>>>>
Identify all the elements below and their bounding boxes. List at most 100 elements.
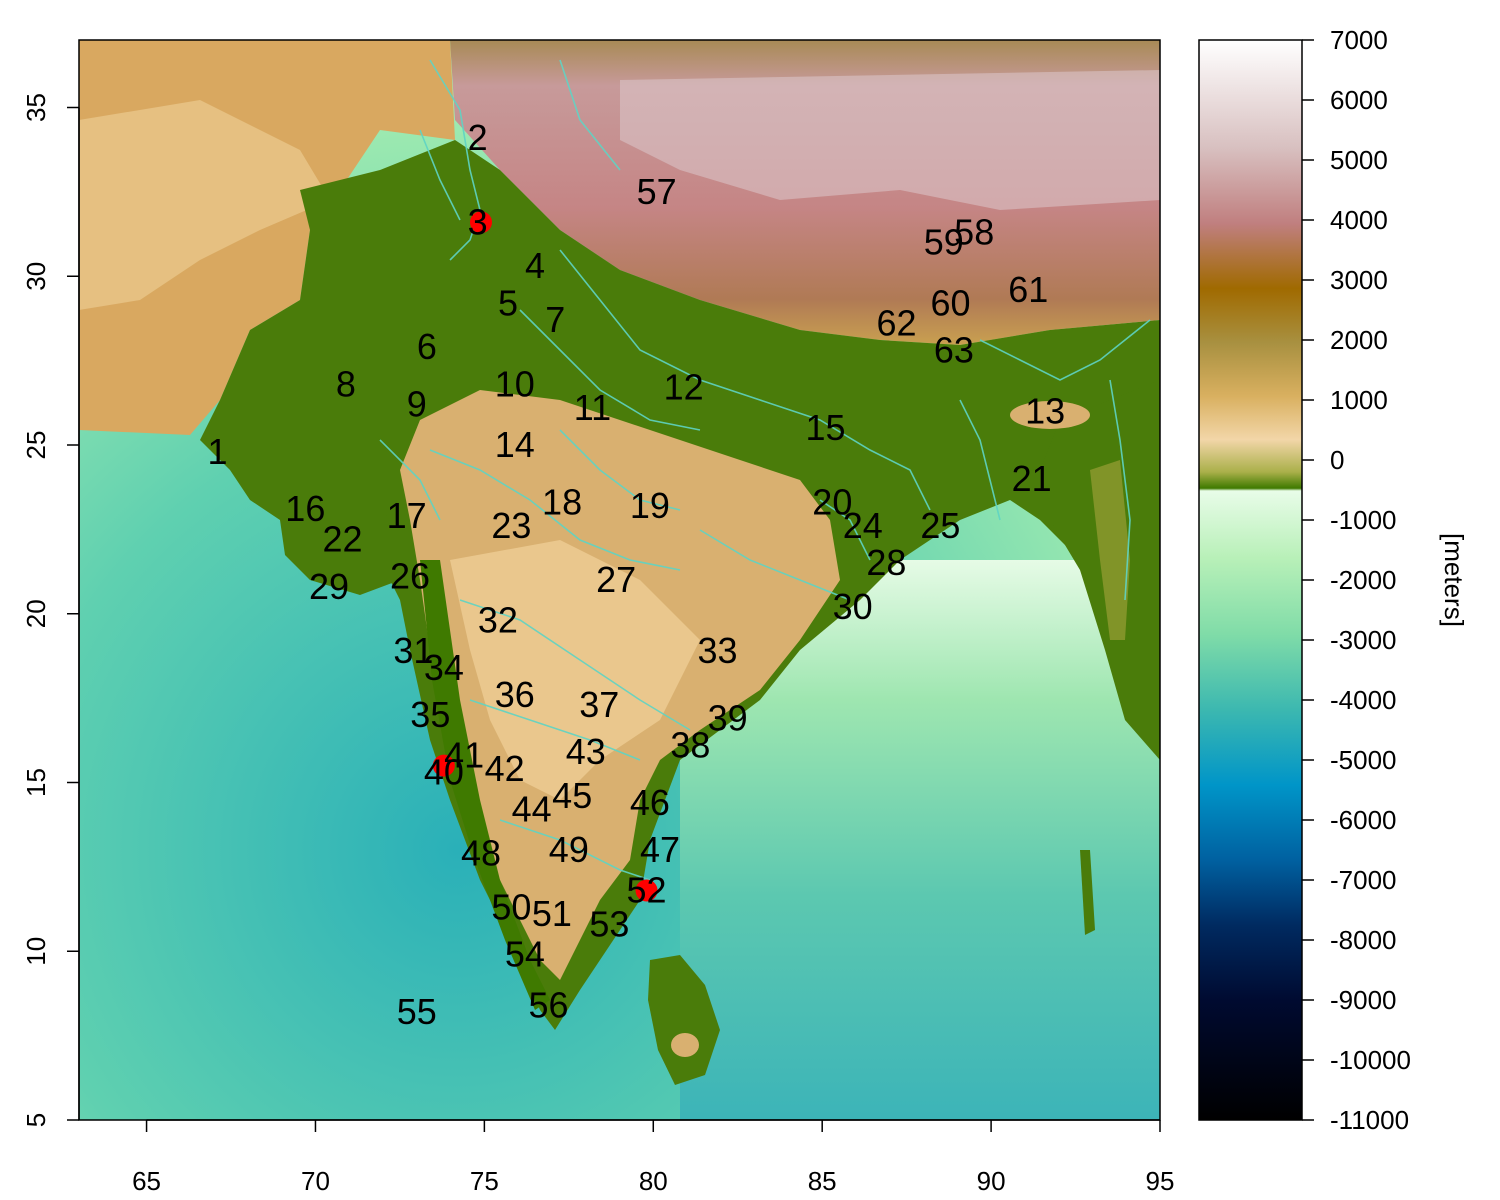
region-label-34: 34 [424, 647, 464, 688]
region-label-49: 49 [549, 829, 589, 870]
region-label-62: 62 [876, 303, 916, 344]
region-label-19: 19 [630, 485, 670, 526]
western-ghats [420, 560, 550, 1010]
region-label-46: 46 [630, 782, 670, 823]
region-label-16: 16 [285, 488, 325, 529]
region-label-21: 21 [1012, 458, 1052, 499]
myanmar [1040, 380, 1160, 760]
x-tick-label: 75 [470, 1166, 499, 1196]
region-label-11: 11 [574, 387, 611, 428]
region-label-5: 5 [498, 282, 518, 323]
y-tick-label: 5 [21, 1113, 51, 1127]
region-label-25: 25 [920, 505, 960, 546]
colorbar-ticks: 7000 6000 5000 4000 3000 2000 1000 0 -1000 -2000 -… [1302, 25, 1411, 1135]
colorbar-tick-label: 6000 [1330, 85, 1388, 115]
region-label-45: 45 [552, 775, 592, 816]
region-label-14: 14 [495, 424, 535, 465]
colorbar-tick-label: 4000 [1330, 205, 1388, 235]
colorbar-tick-label: -7000 [1330, 865, 1397, 895]
y-tick-label: 15 [21, 768, 51, 797]
region-label-4: 4 [525, 245, 545, 286]
region-label-27: 27 [596, 559, 636, 600]
station-markers [432, 211, 658, 902]
region-label-38: 38 [670, 724, 710, 765]
region-label-32: 32 [478, 600, 518, 641]
rivers [379, 59, 1151, 881]
colorbar-tick-label: -6000 [1330, 805, 1397, 835]
region-label-9: 9 [407, 384, 427, 425]
red-dot-40 [432, 754, 455, 777]
colorbar-tick-label: -5000 [1330, 745, 1397, 775]
y-tick-label: 10 [21, 937, 51, 966]
sri-lanka [648, 955, 720, 1085]
region-label-15: 15 [806, 407, 846, 448]
y-tick-label: 25 [21, 431, 51, 460]
colorbar-tick-label: -1000 [1330, 505, 1397, 535]
region-label-33: 33 [697, 630, 737, 671]
region-label-54: 54 [505, 934, 545, 975]
region-label-24: 24 [843, 505, 883, 546]
y-axis: 5 10 15 20 25 30 35 [21, 93, 80, 1127]
x-axis: 65 70 75 80 85 90 95 [132, 1119, 1175, 1196]
region-label-12: 12 [664, 367, 704, 408]
x-tick-label: 70 [301, 1166, 330, 1196]
region-label-13: 13 [1025, 390, 1065, 431]
gujarat-peninsula [280, 500, 400, 595]
region-label-50: 50 [491, 886, 531, 927]
colorbar-tick-label: -8000 [1330, 925, 1397, 955]
colorbar-tick-label: 3000 [1330, 265, 1388, 295]
region-label-35: 35 [410, 694, 450, 735]
colorbar-tick-label: -10000 [1330, 1045, 1411, 1075]
region-label-6: 6 [417, 326, 437, 367]
shillong-plateau [1010, 401, 1090, 429]
colorbar-tick-label: 1000 [1330, 385, 1388, 415]
western-highlands-dark [79, 100, 330, 310]
region-label-29: 29 [309, 566, 349, 607]
region-label-42: 42 [485, 748, 525, 789]
region-label-23: 23 [491, 505, 531, 546]
x-tick-label: 65 [132, 1166, 161, 1196]
region-label-51: 51 [532, 893, 572, 934]
region-label-41: 41 [444, 735, 484, 776]
region-label-57: 57 [637, 171, 677, 212]
region-label-56: 56 [529, 984, 569, 1025]
y-tick-label: 35 [21, 93, 51, 122]
colorbar-tick-label: 7000 [1330, 25, 1388, 55]
deccan-light [450, 540, 700, 800]
colorbar-gradient [1198, 39, 1303, 1121]
region-label-59: 59 [924, 222, 964, 263]
region-label-17: 17 [387, 495, 427, 536]
region-label-52: 52 [627, 870, 667, 911]
colorbar-tick-label: -2000 [1330, 565, 1397, 595]
red-dot-52 [635, 879, 658, 902]
x-tick-label: 80 [639, 1166, 668, 1196]
region-label-63: 63 [934, 330, 974, 371]
region-label-1: 1 [207, 431, 227, 472]
colorbar-unit-label: [meters] [1439, 533, 1469, 627]
colorbar-tick-label: 2000 [1330, 325, 1388, 355]
region-label-44: 44 [512, 789, 552, 830]
region-label-36: 36 [495, 674, 535, 715]
y-tick-label: 30 [21, 262, 51, 291]
region-label-22: 22 [322, 519, 362, 560]
region-label-60: 60 [931, 282, 971, 323]
red-dot-3 [469, 211, 492, 234]
region-label-31: 31 [393, 630, 433, 671]
region-label-53: 53 [589, 903, 629, 944]
region-label-55: 55 [397, 991, 437, 1032]
region-label-18: 18 [542, 481, 582, 522]
x-tick-label: 95 [1146, 1166, 1175, 1196]
region-label-40: 40 [424, 751, 464, 792]
colorbar-tick-label: 5000 [1330, 145, 1388, 175]
colorbar-tick-label: -11000 [1330, 1105, 1409, 1135]
region-label-20: 20 [812, 481, 852, 522]
region-label-8: 8 [336, 363, 356, 404]
colorbar-tick-label: -4000 [1330, 685, 1397, 715]
colorbar: 7000 6000 5000 4000 3000 2000 1000 0 -1000 -2000 -… [1198, 25, 1469, 1135]
colorbar-tick-label: -3000 [1330, 625, 1397, 655]
region-label-26: 26 [390, 556, 430, 597]
region-label-10: 10 [495, 363, 535, 404]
<<<<
Copy every line of the material above without changing anything, and leave out the picture.

Identify all the elements below and their bounding boxes. List at most 100 elements.
region-label-34: 34 [424, 647, 464, 688]
region-label-49: 49 [549, 829, 589, 870]
region-label-62: 62 [876, 303, 916, 344]
region-label-19: 19 [630, 485, 670, 526]
western-ghats [420, 560, 550, 1010]
region-label-46: 46 [630, 782, 670, 823]
region-label-16: 16 [285, 488, 325, 529]
region-label-21: 21 [1012, 458, 1052, 499]
myanmar [1040, 380, 1160, 760]
x-tick-label: 75 [470, 1166, 499, 1196]
region-label-11: 11 [574, 387, 611, 428]
region-label-5: 5 [498, 282, 518, 323]
y-tick-label: 5 [21, 1113, 51, 1127]
region-label-25: 25 [920, 505, 960, 546]
colorbar-ticks: 7000 6000 5000 4000 3000 2000 1000 0 -1000 -2000 -… [1302, 25, 1411, 1135]
colorbar-tick-label: 6000 [1330, 85, 1388, 115]
region-label-45: 45 [552, 775, 592, 816]
region-label-14: 14 [495, 424, 535, 465]
colorbar-tick-label: 4000 [1330, 205, 1388, 235]
colorbar-tick-label: -7000 [1330, 865, 1397, 895]
y-tick-label: 15 [21, 768, 51, 797]
region-label-4: 4 [525, 245, 545, 286]
region-label-27: 27 [596, 559, 636, 600]
station-markers [432, 211, 658, 902]
region-label-38: 38 [670, 724, 710, 765]
region-label-32: 32 [478, 600, 518, 641]
rivers [379, 59, 1151, 881]
colorbar-tick-label: -6000 [1330, 805, 1397, 835]
region-label-9: 9 [407, 384, 427, 425]
red-dot-40 [432, 754, 455, 777]
colorbar-tick-label: -5000 [1330, 745, 1397, 775]
y-tick-label: 10 [21, 937, 51, 966]
sri-lanka [648, 955, 720, 1085]
region-label-15: 15 [806, 407, 846, 448]
y-tick-label: 25 [21, 431, 51, 460]
colorbar-tick-label: -1000 [1330, 505, 1397, 535]
region-label-33: 33 [697, 630, 737, 671]
region-label-54: 54 [505, 934, 545, 975]
region-label-24: 24 [843, 505, 883, 546]
y-axis: 5 10 15 20 25 30 35 [21, 93, 80, 1127]
x-axis: 65 70 75 80 85 90 95 [132, 1119, 1175, 1196]
region-label-12: 12 [664, 367, 704, 408]
x-tick-label: 70 [301, 1166, 330, 1196]
region-label-13: 13 [1025, 390, 1065, 431]
gujarat-peninsula [280, 500, 400, 595]
region-label-50: 50 [491, 886, 531, 927]
colorbar-tick-label: -8000 [1330, 925, 1397, 955]
colorbar-tick-label: 3000 [1330, 265, 1388, 295]
region-label-35: 35 [410, 694, 450, 735]
colorbar-tick-label: -10000 [1330, 1045, 1411, 1075]
region-label-6: 6 [417, 326, 437, 367]
shillong-plateau [1010, 401, 1090, 429]
colorbar-tick-label: 1000 [1330, 385, 1388, 415]
western-highlands-dark [79, 100, 330, 310]
region-label-29: 29 [309, 566, 349, 607]
region-label-42: 42 [485, 748, 525, 789]
region-label-23: 23 [491, 505, 531, 546]
x-tick-label: 65 [132, 1166, 161, 1196]
region-label-51: 51 [532, 893, 572, 934]
region-label-41: 41 [444, 735, 484, 776]
region-label-57: 57 [637, 171, 677, 212]
region-label-56: 56 [529, 984, 569, 1025]
y-tick-label: 35 [21, 93, 51, 122]
colorbar-tick-label: 7000 [1330, 25, 1388, 55]
deccan-light [450, 540, 700, 800]
colorbar-gradient [1198, 39, 1303, 1121]
region-label-59: 59 [924, 222, 964, 263]
region-label-17: 17 [387, 495, 427, 536]
region-label-52: 52 [627, 870, 667, 911]
colorbar-tick-label: -2000 [1330, 565, 1397, 595]
red-dot-52 [635, 879, 658, 902]
x-tick-label: 80 [639, 1166, 668, 1196]
region-label-63: 63 [934, 330, 974, 371]
region-label-1: 1 [207, 431, 227, 472]
colorbar-unit-label: [meters] [1439, 533, 1469, 627]
colorbar-tick-label: 2000 [1330, 325, 1388, 355]
region-label-44: 44 [512, 789, 552, 830]
region-label-36: 36 [495, 674, 535, 715]
y-tick-label: 30 [21, 262, 51, 291]
region-label-22: 22 [322, 519, 362, 560]
region-label-60: 60 [931, 282, 971, 323]
red-dot-3 [469, 211, 492, 234]
region-label-31: 31 [393, 630, 433, 671]
region-label-53: 53 [589, 903, 629, 944]
region-label-55: 55 [397, 991, 437, 1032]
region-label-18: 18 [542, 481, 582, 522]
x-tick-label: 95 [1146, 1166, 1175, 1196]
region-label-40: 40 [424, 751, 464, 792]
colorbar-tick-label: 5000 [1330, 145, 1388, 175]
colorbar-tick-label: -11000 [1330, 1105, 1409, 1135]
region-label-20: 20 [812, 481, 852, 522]
region-label-8: 8 [336, 363, 356, 404]
colorbar-tick-label: -4000 [1330, 685, 1397, 715]
colorbar: 7000 6000 5000 4000 3000 2000 1000 0 -1000 -2000 -… [1198, 25, 1469, 1135]
colorbar-tick-label: -3000 [1330, 625, 1397, 655]
region-label-26: 26 [390, 556, 430, 597]
region-label-10: 10 [495, 363, 535, 404]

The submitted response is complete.